Can you print the data exactly and leave out each image?

** START Supplied material **

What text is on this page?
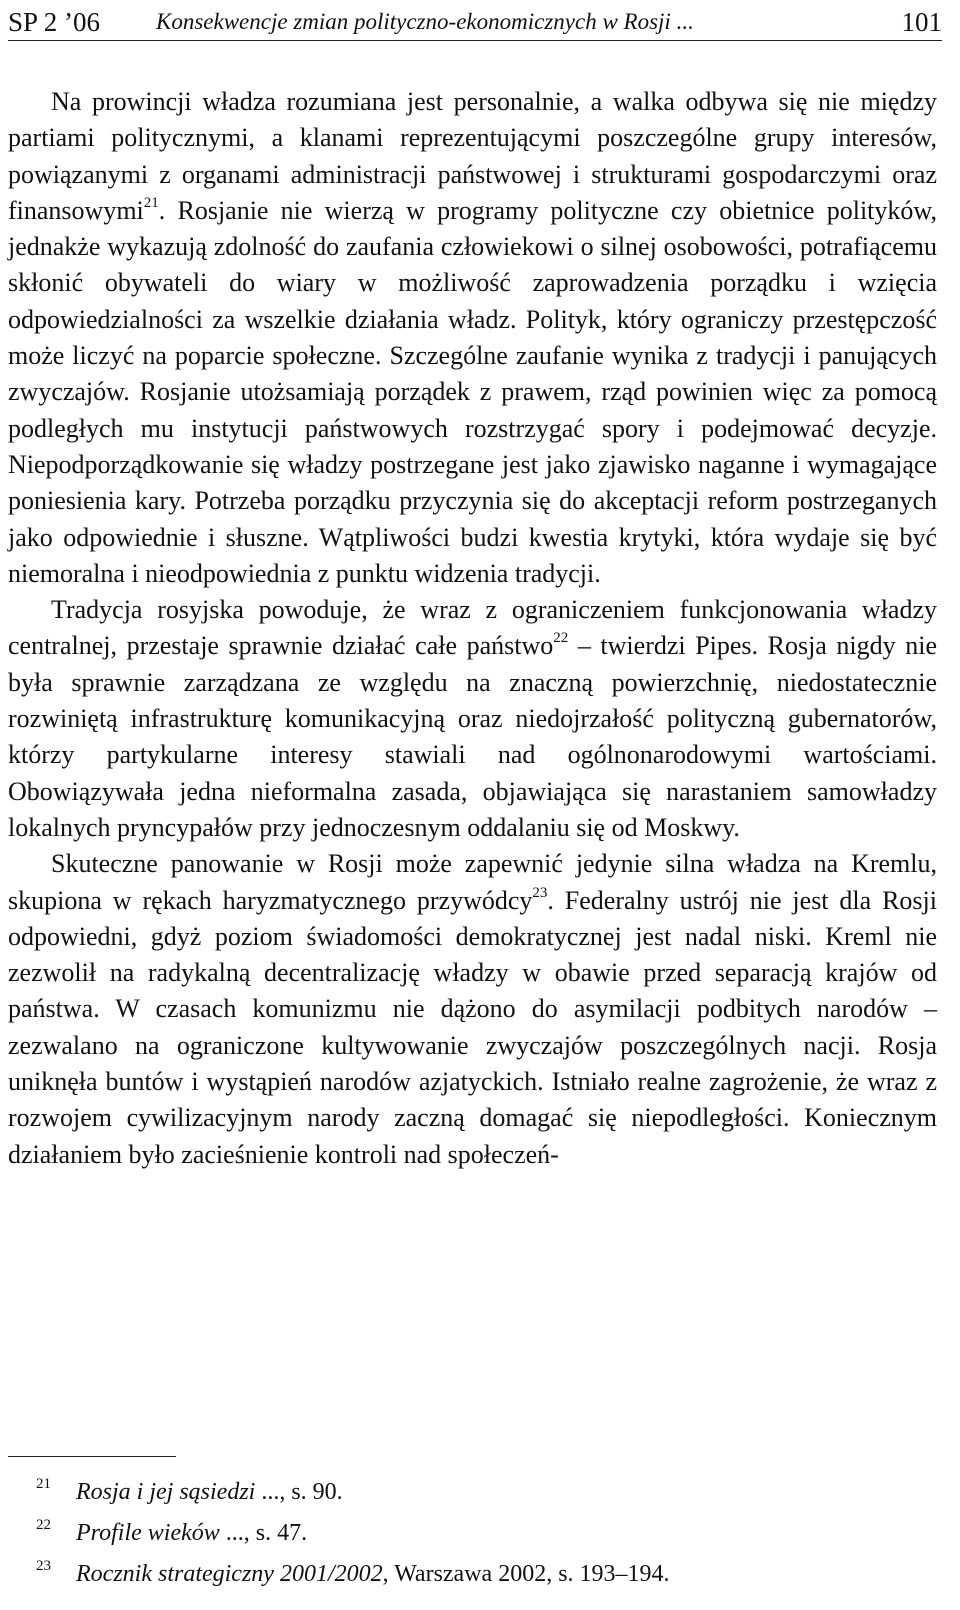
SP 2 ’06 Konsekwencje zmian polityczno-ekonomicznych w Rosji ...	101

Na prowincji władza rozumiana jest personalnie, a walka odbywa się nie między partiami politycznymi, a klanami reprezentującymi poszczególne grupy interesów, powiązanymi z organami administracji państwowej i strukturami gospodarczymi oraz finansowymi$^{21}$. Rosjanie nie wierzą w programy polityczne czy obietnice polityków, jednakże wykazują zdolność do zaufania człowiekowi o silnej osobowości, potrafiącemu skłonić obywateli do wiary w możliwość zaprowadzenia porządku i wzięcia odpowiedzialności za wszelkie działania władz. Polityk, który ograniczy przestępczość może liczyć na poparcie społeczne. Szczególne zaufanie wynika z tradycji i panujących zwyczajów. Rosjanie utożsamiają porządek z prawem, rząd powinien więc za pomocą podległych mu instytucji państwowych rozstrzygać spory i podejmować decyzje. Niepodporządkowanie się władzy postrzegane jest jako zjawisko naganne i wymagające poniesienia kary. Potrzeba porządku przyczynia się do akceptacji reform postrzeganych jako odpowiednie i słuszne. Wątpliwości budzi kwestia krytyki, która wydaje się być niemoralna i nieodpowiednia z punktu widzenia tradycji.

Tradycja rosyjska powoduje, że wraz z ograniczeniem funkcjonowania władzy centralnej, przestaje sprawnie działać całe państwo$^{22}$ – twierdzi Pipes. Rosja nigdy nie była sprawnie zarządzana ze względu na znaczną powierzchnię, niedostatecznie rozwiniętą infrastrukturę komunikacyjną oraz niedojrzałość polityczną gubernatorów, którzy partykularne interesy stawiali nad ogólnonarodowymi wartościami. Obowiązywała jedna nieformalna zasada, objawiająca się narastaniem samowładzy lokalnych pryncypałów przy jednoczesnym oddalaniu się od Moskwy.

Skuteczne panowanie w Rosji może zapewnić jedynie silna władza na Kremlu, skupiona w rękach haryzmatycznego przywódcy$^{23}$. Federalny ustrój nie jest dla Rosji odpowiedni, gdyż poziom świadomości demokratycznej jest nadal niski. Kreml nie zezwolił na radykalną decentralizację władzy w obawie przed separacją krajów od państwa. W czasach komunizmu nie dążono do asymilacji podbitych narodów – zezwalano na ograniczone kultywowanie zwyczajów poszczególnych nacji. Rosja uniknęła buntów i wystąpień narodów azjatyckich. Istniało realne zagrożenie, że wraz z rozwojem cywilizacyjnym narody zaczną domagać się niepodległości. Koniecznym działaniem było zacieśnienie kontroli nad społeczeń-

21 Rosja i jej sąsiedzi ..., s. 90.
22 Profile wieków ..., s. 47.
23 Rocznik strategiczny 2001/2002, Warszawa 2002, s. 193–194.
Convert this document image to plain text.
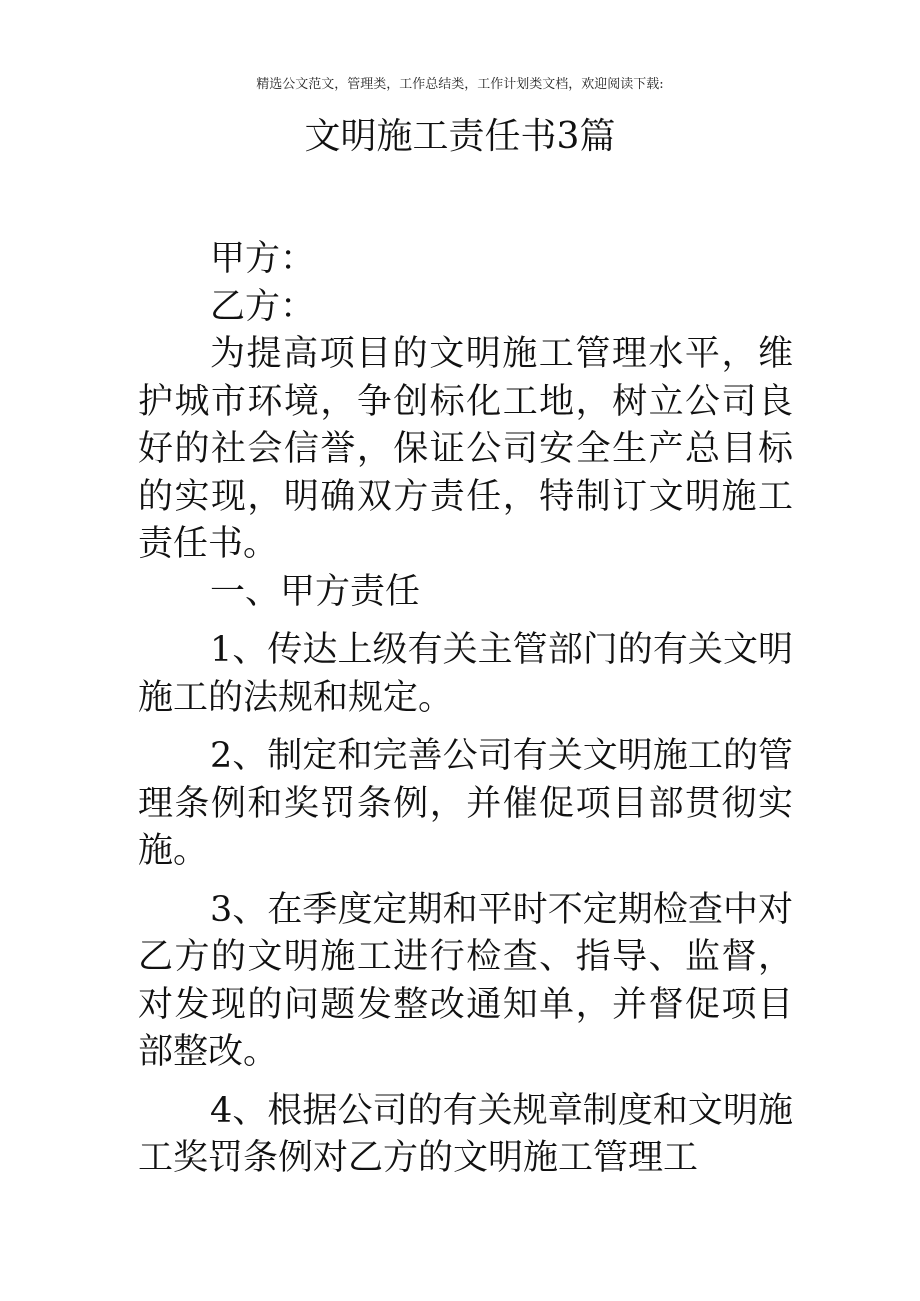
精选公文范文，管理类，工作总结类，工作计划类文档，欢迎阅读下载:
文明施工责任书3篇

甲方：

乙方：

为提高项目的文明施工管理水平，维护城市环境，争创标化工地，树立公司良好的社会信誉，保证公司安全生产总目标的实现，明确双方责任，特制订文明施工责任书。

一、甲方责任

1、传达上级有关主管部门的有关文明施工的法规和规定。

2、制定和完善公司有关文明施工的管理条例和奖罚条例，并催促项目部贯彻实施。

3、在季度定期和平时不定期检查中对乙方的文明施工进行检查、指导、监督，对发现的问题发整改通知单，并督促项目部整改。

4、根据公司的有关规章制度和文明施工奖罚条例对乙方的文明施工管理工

** END Supplied material **

* Answer to the problem
What text is on this page?
SP 2 ’06 Konsekwencje zmian polityczno-ekonomicznych w Rosji ...	101

Na prowincji władza rozumiana jest personalnie, a walka odbywa się nie między partiami politycznymi, a klanami reprezentującymi poszczególne grupy interesów, powiązanymi z organami administracji państwowej i strukturami gospodarczymi oraz finansowymi$^{21}$. Rosjanie nie wierzą w programy polityczne czy obietnice polityków, jednakże wykazują zdolność do zaufania człowiekowi o silnej osobowości, potrafiącemu skłonić obywateli do wiary w możliwość zaprowadzenia porządku i wzięcia odpowiedzialności za wszelkie działania władz. Polityk, który ograniczy przestępczość może liczyć na poparcie społeczne. Szczególne zaufanie wynika z tradycji i panujących zwyczajów. Rosjanie utożsamiają porządek z prawem, rząd powinien więc za pomocą podległych mu instytucji państwowych rozstrzygać spory i podejmować decyzje. Niepodporządkowanie się władzy postrzegane jest jako zjawisko naganne i wymagające poniesienia kary. Potrzeba porządku przyczynia się do akceptacji reform postrzeganych jako odpowiednie i słuszne. Wątpliwości budzi kwestia krytyki, która wydaje się być niemoralna i nieodpowiednia z punktu widzenia tradycji.

Tradycja rosyjska powoduje, że wraz z ograniczeniem funkcjonowania władzy centralnej, przestaje sprawnie działać całe państwo$^{22}$ – twierdzi Pipes. Rosja nigdy nie była sprawnie zarządzana ze względu na znaczną powierzchnię, niedostatecznie rozwiniętą infrastrukturę komunikacyjną oraz niedojrzałość polityczną gubernatorów, którzy partykularne interesy stawiali nad ogólnonarodowymi wartościami. Obowiązywała jedna nieformalna zasada, objawiająca się narastaniem samowładzy lokalnych pryncypałów przy jednoczesnym oddalaniu się od Moskwy.

Skuteczne panowanie w Rosji może zapewnić jedynie silna władza na Kremlu, skupiona w rękach haryzmatycznego przywódcy$^{23}$. Federalny ustrój nie jest dla Rosji odpowiedni, gdyż poziom świadomości demokratycznej jest nadal niski. Kreml nie zezwolił na radykalną decentralizację władzy w obawie przed separacją krajów od państwa. W czasach komunizmu nie dążono do asymilacji podbitych narodów – zezwalano na ograniczone kultywowanie zwyczajów poszczególnych nacji. Rosja uniknęła buntów i wystąpień narodów azjatyckich. Istniało realne zagrożenie, że wraz z rozwojem cywilizacyjnym narody zaczną domagać się niepodległości. Koniecznym działaniem było zacieśnienie kontroli nad społeczeń-

21 Rosja i jej sąsiedzi ..., s. 90.
22 Profile wieków ..., s. 47.
23 Rocznik strategiczny 2001/2002, Warszawa 2002, s. 193–194.
Convert this document image to plain text.
精选公文范文，管理类，工作总结类，工作计划类文档，欢迎阅读下载:
文明施工责任书3篇

甲方：

乙方：

为提高项目的文明施工管理水平，维护城市环境，争创标化工地，树立公司良好的社会信誉，保证公司安全生产总目标的实现，明确双方责任，特制订文明施工责任书。

一、甲方责任

1、传达上级有关主管部门的有关文明施工的法规和规定。

2、制定和完善公司有关文明施工的管理条例和奖罚条例，并催促项目部贯彻实施。

3、在季度定期和平时不定期检查中对乙方的文明施工进行检查、指导、监督，对发现的问题发整改通知单，并督促项目部整改。

4、根据公司的有关规章制度和文明施工奖罚条例对乙方的文明施工管理工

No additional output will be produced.